* **AIM OF THE EXERCISE**: Any pictures in the records below should be skipped; write out everything else exactly.

* **SUPPLIED MATERIAL**:
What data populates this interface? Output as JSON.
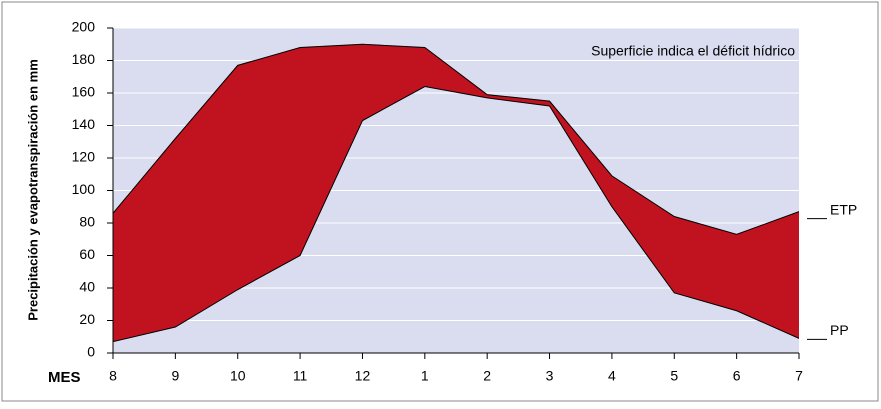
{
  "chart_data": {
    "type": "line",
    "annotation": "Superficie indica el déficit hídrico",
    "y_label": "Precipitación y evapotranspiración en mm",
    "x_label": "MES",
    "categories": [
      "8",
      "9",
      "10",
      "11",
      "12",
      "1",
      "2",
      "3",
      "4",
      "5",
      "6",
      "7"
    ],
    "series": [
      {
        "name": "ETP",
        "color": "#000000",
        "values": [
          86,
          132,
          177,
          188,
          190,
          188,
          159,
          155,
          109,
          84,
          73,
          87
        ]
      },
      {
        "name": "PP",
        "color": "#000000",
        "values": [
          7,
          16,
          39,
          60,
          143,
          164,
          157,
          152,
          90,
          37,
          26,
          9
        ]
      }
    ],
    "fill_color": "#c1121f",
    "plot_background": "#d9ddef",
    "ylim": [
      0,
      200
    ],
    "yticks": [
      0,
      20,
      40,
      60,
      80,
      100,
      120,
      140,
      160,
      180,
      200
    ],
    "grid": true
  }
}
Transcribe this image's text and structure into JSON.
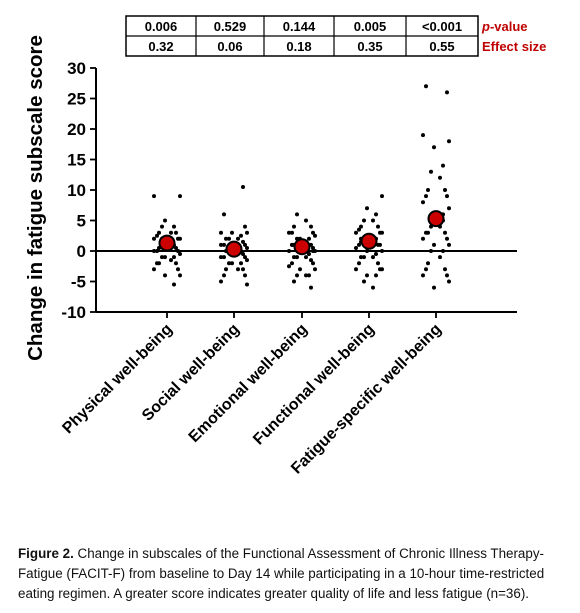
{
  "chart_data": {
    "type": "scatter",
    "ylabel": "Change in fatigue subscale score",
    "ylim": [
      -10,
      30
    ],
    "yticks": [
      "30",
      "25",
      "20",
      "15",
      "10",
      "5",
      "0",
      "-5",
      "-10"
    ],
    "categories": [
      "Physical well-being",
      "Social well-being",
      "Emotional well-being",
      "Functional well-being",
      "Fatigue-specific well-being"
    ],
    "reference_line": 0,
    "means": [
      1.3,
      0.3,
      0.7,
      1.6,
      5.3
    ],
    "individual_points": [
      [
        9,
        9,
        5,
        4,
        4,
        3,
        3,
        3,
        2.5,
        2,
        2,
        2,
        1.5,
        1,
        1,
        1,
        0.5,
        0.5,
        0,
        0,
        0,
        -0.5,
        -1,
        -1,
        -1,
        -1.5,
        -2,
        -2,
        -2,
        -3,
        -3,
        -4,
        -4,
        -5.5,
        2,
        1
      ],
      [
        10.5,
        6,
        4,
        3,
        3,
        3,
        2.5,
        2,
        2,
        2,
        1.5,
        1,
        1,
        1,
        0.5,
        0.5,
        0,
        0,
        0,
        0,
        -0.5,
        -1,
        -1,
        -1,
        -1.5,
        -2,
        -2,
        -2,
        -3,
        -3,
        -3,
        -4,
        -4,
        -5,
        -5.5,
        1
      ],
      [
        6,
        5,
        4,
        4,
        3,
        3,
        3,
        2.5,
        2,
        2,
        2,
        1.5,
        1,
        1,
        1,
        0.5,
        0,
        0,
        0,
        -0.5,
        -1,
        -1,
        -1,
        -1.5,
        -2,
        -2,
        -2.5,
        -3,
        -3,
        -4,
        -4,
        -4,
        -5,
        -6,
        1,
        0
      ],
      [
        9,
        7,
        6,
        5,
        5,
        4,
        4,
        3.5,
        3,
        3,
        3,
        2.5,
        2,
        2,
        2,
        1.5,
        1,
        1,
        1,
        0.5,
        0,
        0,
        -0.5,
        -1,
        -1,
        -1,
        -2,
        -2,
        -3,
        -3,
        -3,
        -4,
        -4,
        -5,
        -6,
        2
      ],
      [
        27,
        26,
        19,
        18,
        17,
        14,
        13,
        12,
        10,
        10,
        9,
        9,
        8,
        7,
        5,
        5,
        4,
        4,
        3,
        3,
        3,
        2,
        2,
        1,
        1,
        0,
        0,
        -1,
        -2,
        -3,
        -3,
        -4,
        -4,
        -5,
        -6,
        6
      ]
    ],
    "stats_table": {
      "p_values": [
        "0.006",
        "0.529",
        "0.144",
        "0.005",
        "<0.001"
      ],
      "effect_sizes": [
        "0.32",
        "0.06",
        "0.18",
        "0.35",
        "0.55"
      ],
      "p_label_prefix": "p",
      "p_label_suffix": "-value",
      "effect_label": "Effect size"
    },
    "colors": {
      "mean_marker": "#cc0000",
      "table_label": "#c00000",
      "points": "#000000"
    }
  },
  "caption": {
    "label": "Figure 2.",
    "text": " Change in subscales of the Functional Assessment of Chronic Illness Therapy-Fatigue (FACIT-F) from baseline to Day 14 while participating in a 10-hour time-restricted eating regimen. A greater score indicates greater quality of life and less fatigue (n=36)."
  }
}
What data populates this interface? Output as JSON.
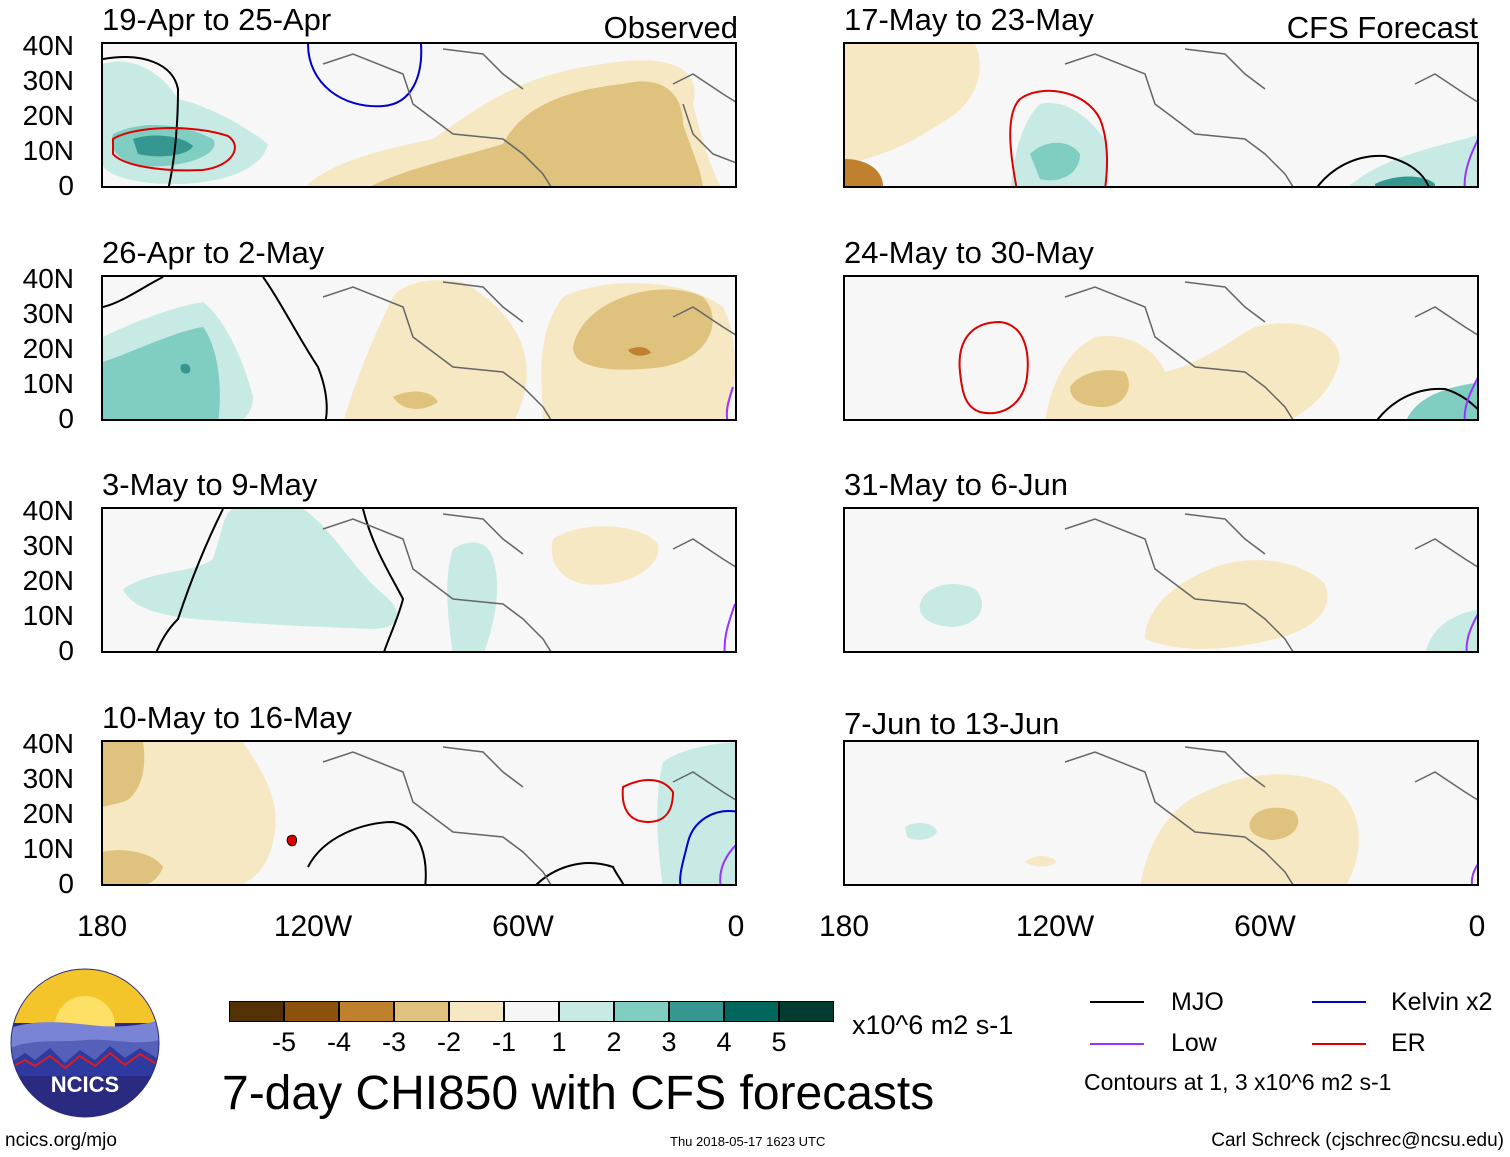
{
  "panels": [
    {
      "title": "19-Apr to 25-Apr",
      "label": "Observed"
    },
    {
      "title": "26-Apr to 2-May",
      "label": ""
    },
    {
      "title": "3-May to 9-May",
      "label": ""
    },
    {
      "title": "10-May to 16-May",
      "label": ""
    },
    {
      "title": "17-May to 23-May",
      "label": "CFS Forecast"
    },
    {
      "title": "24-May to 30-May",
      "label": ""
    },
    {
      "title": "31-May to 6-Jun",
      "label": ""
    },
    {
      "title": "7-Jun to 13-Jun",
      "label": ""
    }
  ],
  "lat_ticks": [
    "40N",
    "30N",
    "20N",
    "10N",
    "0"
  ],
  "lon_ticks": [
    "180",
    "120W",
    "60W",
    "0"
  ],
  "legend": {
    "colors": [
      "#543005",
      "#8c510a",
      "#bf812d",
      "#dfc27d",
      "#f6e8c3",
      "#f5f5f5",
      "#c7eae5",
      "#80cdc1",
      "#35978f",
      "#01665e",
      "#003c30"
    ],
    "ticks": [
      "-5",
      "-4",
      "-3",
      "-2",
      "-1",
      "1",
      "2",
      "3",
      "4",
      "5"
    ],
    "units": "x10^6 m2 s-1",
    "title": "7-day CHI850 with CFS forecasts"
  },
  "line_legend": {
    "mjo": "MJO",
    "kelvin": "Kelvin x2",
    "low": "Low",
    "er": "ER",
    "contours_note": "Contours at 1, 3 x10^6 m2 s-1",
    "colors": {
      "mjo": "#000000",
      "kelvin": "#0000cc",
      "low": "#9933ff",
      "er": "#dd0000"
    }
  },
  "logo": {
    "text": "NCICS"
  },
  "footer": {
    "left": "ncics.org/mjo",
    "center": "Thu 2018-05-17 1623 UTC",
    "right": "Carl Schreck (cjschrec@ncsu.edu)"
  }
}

* **ANSWER IN FULL**:
What data populates this interface? Output as JSON.
{
  "chart_data": {
    "type": "line",
    "annotation": "Superficie indica el déficit hídrico",
    "y_label": "Precipitación y evapotranspiración en mm",
    "x_label": "MES",
    "categories": [
      "8",
      "9",
      "10",
      "11",
      "12",
      "1",
      "2",
      "3",
      "4",
      "5",
      "6",
      "7"
    ],
    "series": [
      {
        "name": "ETP",
        "color": "#000000",
        "values": [
          86,
          132,
          177,
          188,
          190,
          188,
          159,
          155,
          109,
          84,
          73,
          87
        ]
      },
      {
        "name": "PP",
        "color": "#000000",
        "values": [
          7,
          16,
          39,
          60,
          143,
          164,
          157,
          152,
          90,
          37,
          26,
          9
        ]
      }
    ],
    "fill_color": "#c1121f",
    "plot_background": "#d9ddef",
    "ylim": [
      0,
      200
    ],
    "yticks": [
      0,
      20,
      40,
      60,
      80,
      100,
      120,
      140,
      160,
      180,
      200
    ],
    "grid": true
  }
}
Transcribe this image's text and structure into JSON.
{
  "chart_data": {
    "type": "scatter",
    "ylabel": "Change in fatigue subscale score",
    "ylim": [
      -10,
      30
    ],
    "yticks": [
      "30",
      "25",
      "20",
      "15",
      "10",
      "5",
      "0",
      "-5",
      "-10"
    ],
    "categories": [
      "Physical well-being",
      "Social well-being",
      "Emotional well-being",
      "Functional well-being",
      "Fatigue-specific well-being"
    ],
    "reference_line": 0,
    "means": [
      1.3,
      0.3,
      0.7,
      1.6,
      5.3
    ],
    "individual_points": [
      [
        9,
        9,
        5,
        4,
        4,
        3,
        3,
        3,
        2.5,
        2,
        2,
        2,
        1.5,
        1,
        1,
        1,
        0.5,
        0.5,
        0,
        0,
        0,
        -0.5,
        -1,
        -1,
        -1,
        -1.5,
        -2,
        -2,
        -2,
        -3,
        -3,
        -4,
        -4,
        -5.5,
        2,
        1
      ],
      [
        10.5,
        6,
        4,
        3,
        3,
        3,
        2.5,
        2,
        2,
        2,
        1.5,
        1,
        1,
        1,
        0.5,
        0.5,
        0,
        0,
        0,
        0,
        -0.5,
        -1,
        -1,
        -1,
        -1.5,
        -2,
        -2,
        -2,
        -3,
        -3,
        -3,
        -4,
        -4,
        -5,
        -5.5,
        1
      ],
      [
        6,
        5,
        4,
        4,
        3,
        3,
        3,
        2.5,
        2,
        2,
        2,
        1.5,
        1,
        1,
        1,
        0.5,
        0,
        0,
        0,
        -0.5,
        -1,
        -1,
        -1,
        -1.5,
        -2,
        -2,
        -2.5,
        -3,
        -3,
        -4,
        -4,
        -4,
        -5,
        -6,
        1,
        0
      ],
      [
        9,
        7,
        6,
        5,
        5,
        4,
        4,
        3.5,
        3,
        3,
        3,
        2.5,
        2,
        2,
        2,
        1.5,
        1,
        1,
        1,
        0.5,
        0,
        0,
        -0.5,
        -1,
        -1,
        -1,
        -2,
        -2,
        -3,
        -3,
        -3,
        -4,
        -4,
        -5,
        -6,
        2
      ],
      [
        27,
        26,
        19,
        18,
        17,
        14,
        13,
        12,
        10,
        10,
        9,
        9,
        8,
        7,
        5,
        5,
        4,
        4,
        3,
        3,
        3,
        2,
        2,
        1,
        1,
        0,
        0,
        -1,
        -2,
        -3,
        -3,
        -4,
        -4,
        -5,
        -6,
        6
      ]
    ],
    "stats_table": {
      "p_values": [
        "0.006",
        "0.529",
        "0.144",
        "0.005",
        "<0.001"
      ],
      "effect_sizes": [
        "0.32",
        "0.06",
        "0.18",
        "0.35",
        "0.55"
      ],
      "p_label_prefix": "p",
      "p_label_suffix": "-value",
      "effect_label": "Effect size"
    },
    "colors": {
      "mean_marker": "#cc0000",
      "table_label": "#c00000",
      "points": "#000000"
    }
  },
  "caption": {
    "label": "Figure 2.",
    "text": " Change in subscales of the Functional Assessment of Chronic Illness Therapy-Fatigue (FACIT-F) from baseline to Day 14 while participating in a 10-hour time-restricted eating regimen. A greater score indicates greater quality of life and less fatigue (n=36)."
  }
}
What data populates this interface? Output as JSON.
{
  "panels": [
    {
      "title": "19-Apr to 25-Apr",
      "label": "Observed"
    },
    {
      "title": "26-Apr to 2-May",
      "label": ""
    },
    {
      "title": "3-May to 9-May",
      "label": ""
    },
    {
      "title": "10-May to 16-May",
      "label": ""
    },
    {
      "title": "17-May to 23-May",
      "label": "CFS Forecast"
    },
    {
      "title": "24-May to 30-May",
      "label": ""
    },
    {
      "title": "31-May to 6-Jun",
      "label": ""
    },
    {
      "title": "7-Jun to 13-Jun",
      "label": ""
    }
  ],
  "lat_ticks": [
    "40N",
    "30N",
    "20N",
    "10N",
    "0"
  ],
  "lon_ticks": [
    "180",
    "120W",
    "60W",
    "0"
  ],
  "legend": {
    "colors": [
      "#543005",
      "#8c510a",
      "#bf812d",
      "#dfc27d",
      "#f6e8c3",
      "#f5f5f5",
      "#c7eae5",
      "#80cdc1",
      "#35978f",
      "#01665e",
      "#003c30"
    ],
    "ticks": [
      "-5",
      "-4",
      "-3",
      "-2",
      "-1",
      "1",
      "2",
      "3",
      "4",
      "5"
    ],
    "units": "x10^6 m2 s-1",
    "title": "7-day CHI850 with CFS forecasts"
  },
  "line_legend": {
    "mjo": "MJO",
    "kelvin": "Kelvin x2",
    "low": "Low",
    "er": "ER",
    "contours_note": "Contours at 1, 3 x10^6 m2 s-1",
    "colors": {
      "mjo": "#000000",
      "kelvin": "#0000cc",
      "low": "#9933ff",
      "er": "#dd0000"
    }
  },
  "logo": {
    "text": "NCICS"
  },
  "footer": {
    "left": "ncics.org/mjo",
    "center": "Thu 2018-05-17 1623 UTC",
    "right": "Carl Schreck (cjschrec@ncsu.edu)"
  }
}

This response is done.